WHAT THE TASK ASKS:
Go through the entries below and pick out every line with "JSON".

RECORDED INFORMATION:
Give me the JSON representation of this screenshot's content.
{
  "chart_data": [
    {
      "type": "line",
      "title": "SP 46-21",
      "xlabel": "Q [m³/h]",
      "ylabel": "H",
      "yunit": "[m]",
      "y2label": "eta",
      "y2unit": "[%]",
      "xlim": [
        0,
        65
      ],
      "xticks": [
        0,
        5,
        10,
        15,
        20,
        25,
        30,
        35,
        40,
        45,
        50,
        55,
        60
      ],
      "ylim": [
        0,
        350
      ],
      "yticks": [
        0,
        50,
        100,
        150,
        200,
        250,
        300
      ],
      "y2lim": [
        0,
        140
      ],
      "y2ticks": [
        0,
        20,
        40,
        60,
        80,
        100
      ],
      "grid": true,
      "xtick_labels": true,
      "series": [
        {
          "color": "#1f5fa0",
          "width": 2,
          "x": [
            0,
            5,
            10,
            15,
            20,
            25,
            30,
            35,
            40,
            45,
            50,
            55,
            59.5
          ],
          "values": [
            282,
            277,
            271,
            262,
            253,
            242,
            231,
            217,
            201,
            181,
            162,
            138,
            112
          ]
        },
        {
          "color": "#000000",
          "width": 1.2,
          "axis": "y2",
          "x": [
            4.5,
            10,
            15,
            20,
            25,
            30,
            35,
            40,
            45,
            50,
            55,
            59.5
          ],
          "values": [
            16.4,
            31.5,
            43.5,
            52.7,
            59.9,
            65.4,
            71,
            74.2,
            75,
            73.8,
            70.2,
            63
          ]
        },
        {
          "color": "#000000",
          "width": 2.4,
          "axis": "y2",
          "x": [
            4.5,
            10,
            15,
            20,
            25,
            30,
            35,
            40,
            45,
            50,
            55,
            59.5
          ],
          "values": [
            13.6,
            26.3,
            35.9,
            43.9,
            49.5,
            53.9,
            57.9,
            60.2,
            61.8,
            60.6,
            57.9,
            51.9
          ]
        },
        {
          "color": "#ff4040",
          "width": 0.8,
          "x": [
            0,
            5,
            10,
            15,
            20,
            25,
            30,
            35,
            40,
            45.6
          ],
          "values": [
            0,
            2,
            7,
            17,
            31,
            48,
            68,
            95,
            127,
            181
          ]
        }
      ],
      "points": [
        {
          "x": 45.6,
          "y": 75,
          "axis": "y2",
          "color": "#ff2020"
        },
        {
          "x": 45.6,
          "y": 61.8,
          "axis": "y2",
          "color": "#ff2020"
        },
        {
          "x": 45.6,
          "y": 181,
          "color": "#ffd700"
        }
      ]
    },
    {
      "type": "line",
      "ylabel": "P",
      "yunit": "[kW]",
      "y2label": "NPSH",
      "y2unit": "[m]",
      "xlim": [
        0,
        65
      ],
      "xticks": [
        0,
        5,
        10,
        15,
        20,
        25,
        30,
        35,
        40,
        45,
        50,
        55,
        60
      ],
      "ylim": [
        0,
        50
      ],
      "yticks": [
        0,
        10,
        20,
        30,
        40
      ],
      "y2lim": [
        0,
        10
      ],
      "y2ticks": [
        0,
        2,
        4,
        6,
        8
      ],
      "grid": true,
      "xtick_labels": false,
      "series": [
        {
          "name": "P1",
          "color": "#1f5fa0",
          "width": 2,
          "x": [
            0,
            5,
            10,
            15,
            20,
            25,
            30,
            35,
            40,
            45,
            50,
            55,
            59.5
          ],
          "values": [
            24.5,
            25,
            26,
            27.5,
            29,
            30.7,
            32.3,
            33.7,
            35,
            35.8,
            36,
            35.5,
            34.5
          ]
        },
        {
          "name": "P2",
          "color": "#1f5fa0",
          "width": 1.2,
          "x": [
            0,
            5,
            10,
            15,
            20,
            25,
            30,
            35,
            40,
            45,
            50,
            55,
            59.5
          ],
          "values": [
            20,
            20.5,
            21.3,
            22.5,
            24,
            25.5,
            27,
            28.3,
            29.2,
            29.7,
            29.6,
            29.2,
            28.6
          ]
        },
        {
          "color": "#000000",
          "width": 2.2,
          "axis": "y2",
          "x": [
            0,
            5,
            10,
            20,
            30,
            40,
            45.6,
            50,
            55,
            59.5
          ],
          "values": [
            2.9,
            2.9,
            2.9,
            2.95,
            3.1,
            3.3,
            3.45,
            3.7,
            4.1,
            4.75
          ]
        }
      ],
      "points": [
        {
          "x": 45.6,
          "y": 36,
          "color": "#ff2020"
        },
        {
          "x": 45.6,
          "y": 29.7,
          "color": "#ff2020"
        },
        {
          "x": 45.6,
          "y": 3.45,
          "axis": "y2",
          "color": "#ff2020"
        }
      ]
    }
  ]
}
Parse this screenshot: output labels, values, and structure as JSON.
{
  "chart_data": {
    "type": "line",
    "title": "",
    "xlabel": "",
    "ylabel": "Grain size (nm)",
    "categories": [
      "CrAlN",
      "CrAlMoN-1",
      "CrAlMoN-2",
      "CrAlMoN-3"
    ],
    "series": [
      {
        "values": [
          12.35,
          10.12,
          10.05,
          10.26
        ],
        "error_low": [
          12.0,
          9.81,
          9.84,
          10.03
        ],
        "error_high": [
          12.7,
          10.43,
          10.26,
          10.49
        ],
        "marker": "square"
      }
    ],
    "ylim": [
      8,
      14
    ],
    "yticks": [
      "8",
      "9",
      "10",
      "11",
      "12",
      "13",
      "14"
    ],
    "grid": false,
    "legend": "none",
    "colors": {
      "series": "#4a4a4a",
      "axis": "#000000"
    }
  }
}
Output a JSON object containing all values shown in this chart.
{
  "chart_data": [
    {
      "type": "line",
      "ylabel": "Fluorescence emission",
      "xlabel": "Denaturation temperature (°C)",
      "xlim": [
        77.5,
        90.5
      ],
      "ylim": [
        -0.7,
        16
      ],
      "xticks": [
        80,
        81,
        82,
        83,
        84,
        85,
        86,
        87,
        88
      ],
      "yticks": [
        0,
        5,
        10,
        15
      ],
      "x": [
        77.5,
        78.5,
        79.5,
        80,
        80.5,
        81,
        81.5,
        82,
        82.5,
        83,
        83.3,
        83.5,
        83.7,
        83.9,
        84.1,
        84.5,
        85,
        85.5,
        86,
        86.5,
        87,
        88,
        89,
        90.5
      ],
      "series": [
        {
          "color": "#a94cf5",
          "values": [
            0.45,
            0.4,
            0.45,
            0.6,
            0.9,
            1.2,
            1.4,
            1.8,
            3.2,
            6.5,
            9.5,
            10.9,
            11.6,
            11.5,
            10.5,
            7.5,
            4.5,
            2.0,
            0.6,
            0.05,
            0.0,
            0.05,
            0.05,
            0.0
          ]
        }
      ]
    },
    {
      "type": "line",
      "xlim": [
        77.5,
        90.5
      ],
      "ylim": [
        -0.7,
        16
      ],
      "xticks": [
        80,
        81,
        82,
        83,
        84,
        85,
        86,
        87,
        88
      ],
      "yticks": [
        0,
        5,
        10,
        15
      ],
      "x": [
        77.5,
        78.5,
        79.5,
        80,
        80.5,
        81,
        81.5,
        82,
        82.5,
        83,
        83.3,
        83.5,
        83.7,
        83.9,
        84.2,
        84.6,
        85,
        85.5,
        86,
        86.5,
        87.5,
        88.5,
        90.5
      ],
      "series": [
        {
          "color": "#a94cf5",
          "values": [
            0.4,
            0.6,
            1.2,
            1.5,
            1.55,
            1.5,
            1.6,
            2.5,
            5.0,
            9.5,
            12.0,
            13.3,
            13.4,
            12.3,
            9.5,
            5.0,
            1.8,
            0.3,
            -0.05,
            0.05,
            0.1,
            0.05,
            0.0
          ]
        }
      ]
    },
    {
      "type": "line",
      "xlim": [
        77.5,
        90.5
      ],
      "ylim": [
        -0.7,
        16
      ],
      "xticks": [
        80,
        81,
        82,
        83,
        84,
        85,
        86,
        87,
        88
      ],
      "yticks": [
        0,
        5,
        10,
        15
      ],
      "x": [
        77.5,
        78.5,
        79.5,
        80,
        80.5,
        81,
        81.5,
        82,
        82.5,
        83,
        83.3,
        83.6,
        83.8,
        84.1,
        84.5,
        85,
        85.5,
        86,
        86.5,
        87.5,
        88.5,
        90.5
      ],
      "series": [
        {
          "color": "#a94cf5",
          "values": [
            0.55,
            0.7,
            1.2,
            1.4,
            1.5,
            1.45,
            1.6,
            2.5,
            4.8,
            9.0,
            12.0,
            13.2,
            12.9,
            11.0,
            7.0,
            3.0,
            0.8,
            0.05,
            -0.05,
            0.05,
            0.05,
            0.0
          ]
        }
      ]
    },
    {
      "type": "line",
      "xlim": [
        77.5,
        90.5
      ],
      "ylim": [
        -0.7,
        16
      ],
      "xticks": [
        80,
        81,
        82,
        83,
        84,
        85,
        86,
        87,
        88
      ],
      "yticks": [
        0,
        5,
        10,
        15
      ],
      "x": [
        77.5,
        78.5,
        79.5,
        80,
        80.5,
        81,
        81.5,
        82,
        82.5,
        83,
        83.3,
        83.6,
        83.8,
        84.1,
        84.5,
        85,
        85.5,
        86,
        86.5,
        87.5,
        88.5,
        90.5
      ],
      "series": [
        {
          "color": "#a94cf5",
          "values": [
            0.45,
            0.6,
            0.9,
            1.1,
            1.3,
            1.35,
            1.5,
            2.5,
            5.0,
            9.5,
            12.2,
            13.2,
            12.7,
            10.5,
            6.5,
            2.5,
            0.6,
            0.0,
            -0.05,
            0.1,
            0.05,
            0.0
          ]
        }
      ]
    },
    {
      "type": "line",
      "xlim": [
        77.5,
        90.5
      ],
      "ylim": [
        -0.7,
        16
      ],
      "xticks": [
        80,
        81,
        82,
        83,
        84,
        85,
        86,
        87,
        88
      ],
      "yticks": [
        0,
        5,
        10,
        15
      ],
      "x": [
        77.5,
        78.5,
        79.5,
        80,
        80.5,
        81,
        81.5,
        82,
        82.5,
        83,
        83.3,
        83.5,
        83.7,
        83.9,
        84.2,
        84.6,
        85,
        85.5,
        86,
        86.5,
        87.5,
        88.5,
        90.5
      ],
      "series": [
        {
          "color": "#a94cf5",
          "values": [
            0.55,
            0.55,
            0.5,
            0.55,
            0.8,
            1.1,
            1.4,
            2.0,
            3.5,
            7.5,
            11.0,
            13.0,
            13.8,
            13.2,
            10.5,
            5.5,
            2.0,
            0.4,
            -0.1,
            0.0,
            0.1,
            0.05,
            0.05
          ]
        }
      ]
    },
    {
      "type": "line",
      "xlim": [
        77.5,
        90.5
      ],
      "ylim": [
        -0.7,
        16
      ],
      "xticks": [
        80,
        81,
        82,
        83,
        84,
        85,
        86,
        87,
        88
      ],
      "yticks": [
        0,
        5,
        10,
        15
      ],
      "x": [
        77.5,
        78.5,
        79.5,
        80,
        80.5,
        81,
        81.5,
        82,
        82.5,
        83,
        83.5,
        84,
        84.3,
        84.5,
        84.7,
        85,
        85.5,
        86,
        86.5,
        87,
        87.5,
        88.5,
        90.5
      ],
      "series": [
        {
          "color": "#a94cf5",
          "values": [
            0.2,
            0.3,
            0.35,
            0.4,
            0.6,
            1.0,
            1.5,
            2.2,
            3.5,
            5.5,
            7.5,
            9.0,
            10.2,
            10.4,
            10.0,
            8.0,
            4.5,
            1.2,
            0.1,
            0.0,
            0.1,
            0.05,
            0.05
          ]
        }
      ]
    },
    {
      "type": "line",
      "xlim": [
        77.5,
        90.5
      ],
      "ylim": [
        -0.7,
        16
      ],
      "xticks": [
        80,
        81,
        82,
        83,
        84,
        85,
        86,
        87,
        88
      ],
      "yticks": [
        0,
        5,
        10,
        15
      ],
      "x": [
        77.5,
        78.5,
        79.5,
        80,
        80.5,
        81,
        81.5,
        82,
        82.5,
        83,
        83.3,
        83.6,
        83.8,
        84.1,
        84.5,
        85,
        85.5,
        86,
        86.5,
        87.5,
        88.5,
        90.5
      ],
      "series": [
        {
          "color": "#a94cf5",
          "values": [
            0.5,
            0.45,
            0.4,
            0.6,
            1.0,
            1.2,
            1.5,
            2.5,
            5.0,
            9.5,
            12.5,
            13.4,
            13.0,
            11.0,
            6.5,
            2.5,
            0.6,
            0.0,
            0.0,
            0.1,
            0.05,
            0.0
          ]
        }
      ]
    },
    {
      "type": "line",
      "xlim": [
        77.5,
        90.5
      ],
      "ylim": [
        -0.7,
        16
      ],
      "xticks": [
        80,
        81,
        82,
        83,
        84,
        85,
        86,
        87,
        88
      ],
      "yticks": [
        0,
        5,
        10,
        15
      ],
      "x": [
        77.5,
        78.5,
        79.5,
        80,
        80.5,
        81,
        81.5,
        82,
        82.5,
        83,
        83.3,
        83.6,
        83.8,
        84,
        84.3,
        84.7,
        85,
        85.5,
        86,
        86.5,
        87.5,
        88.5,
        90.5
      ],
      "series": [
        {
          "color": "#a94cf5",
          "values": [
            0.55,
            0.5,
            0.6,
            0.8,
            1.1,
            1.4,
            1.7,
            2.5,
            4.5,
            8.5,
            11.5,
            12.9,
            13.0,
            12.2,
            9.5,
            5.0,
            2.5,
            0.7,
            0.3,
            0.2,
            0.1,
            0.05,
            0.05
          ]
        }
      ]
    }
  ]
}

TASK SOLUTION:
Give me the JSON representation of this screenshot's content.
Parse this screenshot: output labels, values, and structure as JSON.
Output a JSON object containing all values shown in this chart.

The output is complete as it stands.